### [EXERCISE BRIEF]
Restate the material word for word and leave out anything that is a picture.

### [DATA ROWS]
━━━━

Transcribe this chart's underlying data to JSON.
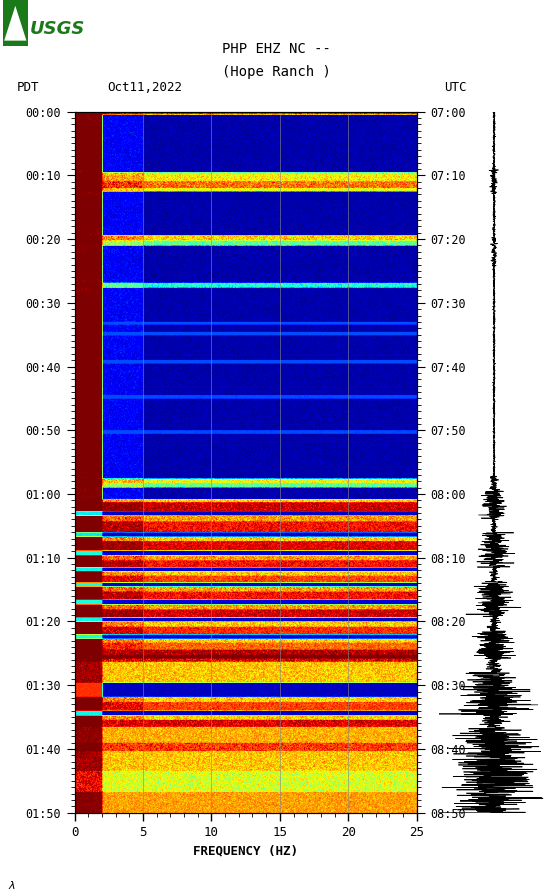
{
  "title_line1": "PHP EHZ NC --",
  "title_line2": "(Hope Ranch )",
  "date_label": "Oct11,2022",
  "tz_left": "PDT",
  "tz_right": "UTC",
  "freq_min": 0,
  "freq_max": 25,
  "left_times": [
    "00:00",
    "00:10",
    "00:20",
    "00:30",
    "00:40",
    "00:50",
    "01:00",
    "01:10",
    "01:20",
    "01:30",
    "01:40",
    "01:50"
  ],
  "right_times": [
    "07:00",
    "07:10",
    "07:20",
    "07:30",
    "07:40",
    "07:50",
    "08:00",
    "08:10",
    "08:20",
    "08:30",
    "08:40",
    "08:50"
  ],
  "freq_ticks": [
    0,
    5,
    10,
    15,
    20,
    25
  ],
  "xlabel": "FREQUENCY (HZ)",
  "bg_color": "#ffffff",
  "spectrogram_cmap": "jet",
  "seed": 42,
  "n_time": 1100,
  "n_freq": 500,
  "grid_color": "#888888",
  "seis_color": "#000000"
}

━━━━

### [CORRECT RESPONSE]
Transcribe this chart's underlying data to JSON.
{
  "title_line1": "PHP EHZ NC --",
  "title_line2": "(Hope Ranch )",
  "date_label": "Oct11,2022",
  "tz_left": "PDT",
  "tz_right": "UTC",
  "freq_min": 0,
  "freq_max": 25,
  "left_times": [
    "00:00",
    "00:10",
    "00:20",
    "00:30",
    "00:40",
    "00:50",
    "01:00",
    "01:10",
    "01:20",
    "01:30",
    "01:40",
    "01:50"
  ],
  "right_times": [
    "07:00",
    "07:10",
    "07:20",
    "07:30",
    "07:40",
    "07:50",
    "08:00",
    "08:10",
    "08:20",
    "08:30",
    "08:40",
    "08:50"
  ],
  "freq_ticks": [
    0,
    5,
    10,
    15,
    20,
    25
  ],
  "xlabel": "FREQUENCY (HZ)",
  "bg_color": "#ffffff",
  "spectrogram_cmap": "jet",
  "seed": 42,
  "n_time": 1100,
  "n_freq": 500,
  "grid_color": "#888888",
  "seis_color": "#000000"
}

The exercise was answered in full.